The exercise
All the entries need to be quoted exactly, apart from the pictures, which you should drop.

+++ Dataset records +++

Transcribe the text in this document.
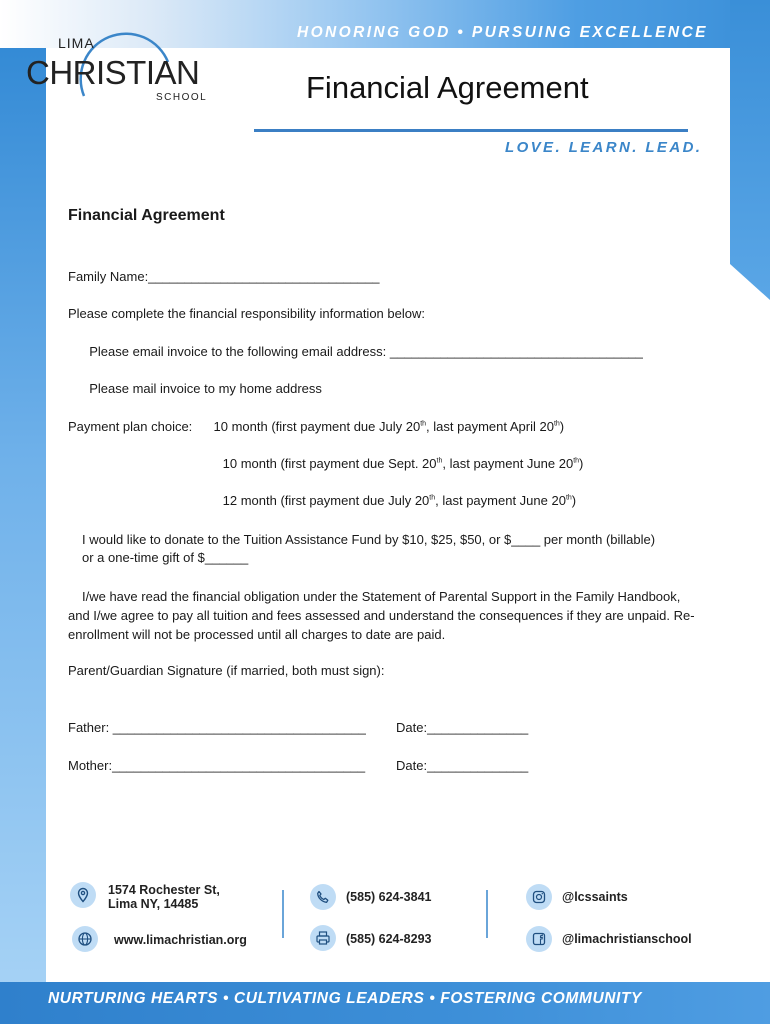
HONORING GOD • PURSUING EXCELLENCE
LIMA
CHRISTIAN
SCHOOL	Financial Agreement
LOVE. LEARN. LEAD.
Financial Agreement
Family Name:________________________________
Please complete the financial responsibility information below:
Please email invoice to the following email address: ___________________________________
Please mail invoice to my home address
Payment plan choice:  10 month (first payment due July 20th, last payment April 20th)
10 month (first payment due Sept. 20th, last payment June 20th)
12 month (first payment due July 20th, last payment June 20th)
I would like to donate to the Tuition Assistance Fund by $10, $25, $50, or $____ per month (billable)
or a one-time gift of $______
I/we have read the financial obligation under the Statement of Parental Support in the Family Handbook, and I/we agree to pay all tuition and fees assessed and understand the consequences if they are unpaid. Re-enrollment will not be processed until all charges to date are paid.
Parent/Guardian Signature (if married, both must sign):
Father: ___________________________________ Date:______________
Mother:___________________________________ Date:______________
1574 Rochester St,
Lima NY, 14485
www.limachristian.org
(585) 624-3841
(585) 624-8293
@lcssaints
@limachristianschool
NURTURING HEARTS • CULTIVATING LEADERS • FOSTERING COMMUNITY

+++

Worked solution
Transcribe the text in this document.
HONORING GOD • PURSUING EXCELLENCE
LIMA
CHRISTIAN
SCHOOL	Financial Agreement
LOVE. LEARN. LEAD.
Financial Agreement
Family Name:________________________________
Please complete the financial responsibility information below:
Please email invoice to the following email address: ___________________________________
Please mail invoice to my home address
Payment plan choice:  10 month (first payment due July 20th, last payment April 20th)
10 month (first payment due Sept. 20th, last payment June 20th)
12 month (first payment due July 20th, last payment June 20th)
I would like to donate to the Tuition Assistance Fund by $10, $25, $50, or $____ per month (billable)
or a one-time gift of $______
I/we have read the financial obligation under the Statement of Parental Support in the Family Handbook, and I/we agree to pay all tuition and fees assessed and understand the consequences if they are unpaid. Re-enrollment will not be processed until all charges to date are paid.
Parent/Guardian Signature (if married, both must sign):
Father: ___________________________________ Date:______________
Mother:___________________________________ Date:______________
1574 Rochester St,
Lima NY, 14485
www.limachristian.org
(585) 624-3841
(585) 624-8293
@lcssaints
@limachristianschool
NURTURING HEARTS • CULTIVATING LEADERS • FOSTERING COMMUNITY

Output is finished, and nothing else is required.